Gigi D’Alessio, un disco per Napoli e per artisti napoletani

Un salto indietro nel tempo che – allo stesso tempo – è un passo verso il futuro, o quanto meno nel presente della scena urban napoletana. Gigi D’Alessio, da sempre affascinato da ogni sfumatura della musica e poco propenso a dare definizioni e a mettere barriere, si è rimesso in gioco ancora una volta. Dopo aver duettato da Liza Minnelli a Guè Pequeno, è andato a ripescare nel suo vasto repertorio (dall’alto dei suoi quasi 30 anni di carriera) 15 suoi successi (la maggior parte del periodo ’93-’98, quelli che gli hanno aperto le porte della popolarità), ha tolto loro un po’ di polvere del tempo, li ha ri-arrangiati e affidati per farne duetti a giovani artisti napoletani come Clementino, Coco, Enzo Dong, Franco Ricciardi, Geolier, Lda, Lele Blade, Mv Killa, Rocco Hunt, Samurai Jay, Vale Lambo. Più le partecipazioni di J-Ax e dei Boomdabash.
Il risultato è Buongiorno, il disco in uscita il 4 settembre (GGD Edizioni Srl/Sony Music), che oltre alle 15 hit (tra cui Annarè, Mon AMour, Como suena el corazón, Chiove, Di notte) contiene anche l’inedito Vint’anne fa. “La musica è incontro. Una donna nuda che diventa romantica con l’abito da sposa, rock con il giubbetto di pelle. E trap con i tatuaggi!”, dice D’Alessio parlando del suo nuovo progetto, un’idea nata un anno fa, ma messa da parte in vista di un tour mondiale che sarebbe dovuto partire a marzo, e poi ripresa in mano durante il lockdown. “Più che un album, si tratta di sedici singoli – racconta ancora il cantautore, che ha chiamato a collaborare anche suo figlio Luca (LDA) -. E a parte qualche riferimento alla lira, sono ancora attuali ed è come se li avessi scritti ora. Le canzoni non sono state sfregiate, non hanno perso il loro cuore, ho messo solo una cornice più moderna e tolto la patina del tempo che vi si era posata su”. Nessuna paura di sembrare ridicolo, “io sono stato me stesso, non poteva che essere altrimenti, e il contrasto che ne deriva è forte ma piacevole”, né di confrontarsi con il passato: “Senza, non esisterebbe il presente”. Il progetto è anche una sorta di rivincita, sociale e culturale, per Napoli e per gli artisti napoletani “troppo spesso oggetto di pregiudizi e preconcetti. Come è capitato anche a me a inizio carriera: sono partito da Napoli e poi ho fatto il giro del mondo 15 volte. Questi ragazzi sono un po’ sottovalutati, sono guardati con spocchia, ma sono dei veri talenti”, sottolinea e non ce ne sarebbe neanche bisogno, dato che molti di loro frequentano già i gradini più alti delle classifiche radio e di vendita. Ma la musica napoletana come è passata dai neomelodici all’urban? “Quando si parla di neomelodici lo si fa in negativo, una sorta di ghettizzazione per alcuni artisti. Sono un neomelodico o sono un cantautore italiano nato a Napoli? Ecco, il successo della scena urban napoletana va nella stessa direzione: rapper e trapper che sono padroni della lingua napoletana. E’ la sonorità, abbinata al suono della lingua, a farci uscire dal ghetto”. E il milanese J-Ax, che canta su Annare’, cosa c’entra? “Volevo creare un corto circuito nel corto circuito. Basta barriere, smettiamola di dividere l’Italia in Nord, Centro e Sud. La musica è unica”.

_DATI FORNITI_
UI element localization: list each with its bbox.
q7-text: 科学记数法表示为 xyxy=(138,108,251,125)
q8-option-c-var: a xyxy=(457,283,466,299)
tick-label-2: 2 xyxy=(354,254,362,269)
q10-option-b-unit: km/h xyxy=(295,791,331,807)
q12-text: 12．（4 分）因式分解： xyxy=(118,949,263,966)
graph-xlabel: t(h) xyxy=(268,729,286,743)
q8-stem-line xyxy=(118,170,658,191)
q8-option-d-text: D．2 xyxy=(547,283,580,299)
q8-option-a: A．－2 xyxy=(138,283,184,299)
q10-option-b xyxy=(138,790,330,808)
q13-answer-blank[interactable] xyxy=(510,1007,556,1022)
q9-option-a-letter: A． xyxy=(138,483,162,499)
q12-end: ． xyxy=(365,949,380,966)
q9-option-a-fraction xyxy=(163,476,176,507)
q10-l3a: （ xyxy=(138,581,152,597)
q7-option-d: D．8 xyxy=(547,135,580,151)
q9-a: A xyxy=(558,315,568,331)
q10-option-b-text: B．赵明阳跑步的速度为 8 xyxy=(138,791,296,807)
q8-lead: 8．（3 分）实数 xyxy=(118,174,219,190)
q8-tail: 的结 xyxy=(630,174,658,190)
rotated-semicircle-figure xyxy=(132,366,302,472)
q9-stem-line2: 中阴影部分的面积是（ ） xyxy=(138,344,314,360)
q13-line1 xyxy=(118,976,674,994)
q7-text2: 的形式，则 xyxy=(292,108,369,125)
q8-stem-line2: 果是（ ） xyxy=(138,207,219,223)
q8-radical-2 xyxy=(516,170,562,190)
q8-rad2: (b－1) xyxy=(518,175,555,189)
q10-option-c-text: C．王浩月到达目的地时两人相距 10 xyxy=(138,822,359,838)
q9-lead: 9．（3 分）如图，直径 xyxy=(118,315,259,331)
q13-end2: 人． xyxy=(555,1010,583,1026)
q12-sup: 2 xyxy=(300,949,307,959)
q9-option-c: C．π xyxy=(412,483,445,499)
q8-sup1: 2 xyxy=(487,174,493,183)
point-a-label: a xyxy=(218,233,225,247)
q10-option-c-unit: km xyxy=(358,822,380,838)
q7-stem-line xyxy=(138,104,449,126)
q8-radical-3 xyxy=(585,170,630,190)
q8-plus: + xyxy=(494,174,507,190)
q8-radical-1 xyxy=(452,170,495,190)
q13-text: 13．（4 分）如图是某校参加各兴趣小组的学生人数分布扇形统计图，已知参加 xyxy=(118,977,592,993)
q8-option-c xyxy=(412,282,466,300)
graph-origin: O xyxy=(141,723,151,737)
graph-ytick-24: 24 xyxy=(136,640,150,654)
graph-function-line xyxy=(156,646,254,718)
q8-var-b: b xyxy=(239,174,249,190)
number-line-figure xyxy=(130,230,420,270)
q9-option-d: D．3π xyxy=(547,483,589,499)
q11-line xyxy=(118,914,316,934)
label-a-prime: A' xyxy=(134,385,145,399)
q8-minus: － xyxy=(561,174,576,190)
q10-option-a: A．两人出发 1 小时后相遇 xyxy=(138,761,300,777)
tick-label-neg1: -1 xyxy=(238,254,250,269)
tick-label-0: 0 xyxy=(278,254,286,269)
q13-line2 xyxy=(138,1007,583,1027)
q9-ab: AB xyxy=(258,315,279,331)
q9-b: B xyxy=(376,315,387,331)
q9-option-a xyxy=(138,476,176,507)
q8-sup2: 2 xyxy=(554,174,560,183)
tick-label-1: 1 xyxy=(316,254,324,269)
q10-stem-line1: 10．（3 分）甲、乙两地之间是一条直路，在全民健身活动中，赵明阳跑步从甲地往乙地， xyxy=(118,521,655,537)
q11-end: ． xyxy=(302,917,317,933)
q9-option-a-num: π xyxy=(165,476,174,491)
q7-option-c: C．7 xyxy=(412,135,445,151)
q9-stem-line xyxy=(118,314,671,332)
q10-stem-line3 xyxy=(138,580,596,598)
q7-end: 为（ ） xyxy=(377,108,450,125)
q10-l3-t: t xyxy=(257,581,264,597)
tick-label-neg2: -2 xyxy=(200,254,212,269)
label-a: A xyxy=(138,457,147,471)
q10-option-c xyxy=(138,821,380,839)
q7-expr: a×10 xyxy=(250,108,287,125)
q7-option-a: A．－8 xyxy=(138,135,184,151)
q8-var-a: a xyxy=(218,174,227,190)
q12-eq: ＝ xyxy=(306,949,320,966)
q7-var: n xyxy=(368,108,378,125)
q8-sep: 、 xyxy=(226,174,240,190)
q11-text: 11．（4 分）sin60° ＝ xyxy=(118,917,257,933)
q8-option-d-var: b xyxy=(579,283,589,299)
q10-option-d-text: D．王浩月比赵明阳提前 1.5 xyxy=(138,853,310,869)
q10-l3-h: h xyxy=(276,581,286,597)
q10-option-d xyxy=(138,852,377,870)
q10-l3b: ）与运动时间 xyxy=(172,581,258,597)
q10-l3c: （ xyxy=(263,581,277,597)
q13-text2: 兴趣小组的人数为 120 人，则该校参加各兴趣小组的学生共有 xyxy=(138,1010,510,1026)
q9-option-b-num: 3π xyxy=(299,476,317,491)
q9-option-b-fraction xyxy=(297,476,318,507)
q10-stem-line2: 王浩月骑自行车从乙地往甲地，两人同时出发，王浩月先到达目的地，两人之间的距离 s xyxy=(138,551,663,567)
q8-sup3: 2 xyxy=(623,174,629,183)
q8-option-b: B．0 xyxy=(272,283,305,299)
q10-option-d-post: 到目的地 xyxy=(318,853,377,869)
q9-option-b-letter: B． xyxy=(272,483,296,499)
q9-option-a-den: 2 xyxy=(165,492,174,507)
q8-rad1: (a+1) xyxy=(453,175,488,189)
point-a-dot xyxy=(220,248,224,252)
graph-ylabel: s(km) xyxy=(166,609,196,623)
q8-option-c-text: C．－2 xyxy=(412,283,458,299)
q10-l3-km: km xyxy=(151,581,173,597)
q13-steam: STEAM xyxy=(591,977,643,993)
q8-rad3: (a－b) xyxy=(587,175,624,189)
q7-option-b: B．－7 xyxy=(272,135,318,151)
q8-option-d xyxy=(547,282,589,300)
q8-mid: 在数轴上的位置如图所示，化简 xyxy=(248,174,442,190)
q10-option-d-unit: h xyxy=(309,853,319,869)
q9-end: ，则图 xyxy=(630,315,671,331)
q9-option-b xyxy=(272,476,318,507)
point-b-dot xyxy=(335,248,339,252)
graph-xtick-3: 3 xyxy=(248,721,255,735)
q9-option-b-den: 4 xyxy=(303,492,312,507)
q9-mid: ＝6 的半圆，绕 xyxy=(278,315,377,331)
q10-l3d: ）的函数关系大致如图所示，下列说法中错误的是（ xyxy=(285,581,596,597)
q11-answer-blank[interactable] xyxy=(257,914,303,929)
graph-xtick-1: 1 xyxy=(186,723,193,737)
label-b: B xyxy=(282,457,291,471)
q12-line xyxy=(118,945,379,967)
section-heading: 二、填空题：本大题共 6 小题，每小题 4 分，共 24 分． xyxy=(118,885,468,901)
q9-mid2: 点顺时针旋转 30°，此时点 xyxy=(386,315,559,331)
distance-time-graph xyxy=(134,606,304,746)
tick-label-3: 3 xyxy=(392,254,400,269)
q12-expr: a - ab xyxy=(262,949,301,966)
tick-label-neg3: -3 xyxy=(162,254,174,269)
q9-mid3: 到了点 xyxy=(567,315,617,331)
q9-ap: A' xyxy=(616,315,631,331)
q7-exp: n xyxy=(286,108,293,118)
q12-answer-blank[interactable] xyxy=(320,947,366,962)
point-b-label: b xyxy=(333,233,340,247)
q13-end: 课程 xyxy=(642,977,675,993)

_COMPITI DA SVOLGERE_
a. Si riportino i titoli dei successi indicati tra parentesi nell'articolo su Gigi D'Alessio come esempi delle 15 hit contenute nel disco Buongiorno.
b. Si prosegua l'articolo su Gigi D'Alessio con un breve paragrafo che segua l'ultima frase riportata.
L'elenco costituisce materiale a sé, distinto dall'articolo su Gigi D'Alessio.

_RISPOSTE_
a. Annarè, Mon AMour, Como suena el corazón, Chiove, Di notte

b.
Il confronto con le nuove generazioni ha portato D’Alessio ad arricchire la sua conoscenza musicale, “è stato uno scambio vero, pieno di energia, e ora non so cosa succederà quando mi metterò a scrivere nuove canzoni. Da loro, i ragazzi i-Phone, che fanno tutto con il telefono, ho imparato nuove formule”, ammette il cantautore che per loro vuole essere uno zio D’America che presenta loro il grande pubblico. “Non vedo l’ora di organizzare una serata al San Paolo in cui ci saremo tutti. E magari anche un intero tour, quando sarà possibile farlo in sicurezza”. Intanto, il 5 settembre saranno sul palco dell’Arena di Verona per i Seat Music Awards.
Il progetto potrebbe prevedere un secondo capitolo (“già sto lavorando alle canzoni rimaste fuori”) e anche un capitolo dedicato alla produzione in italiano.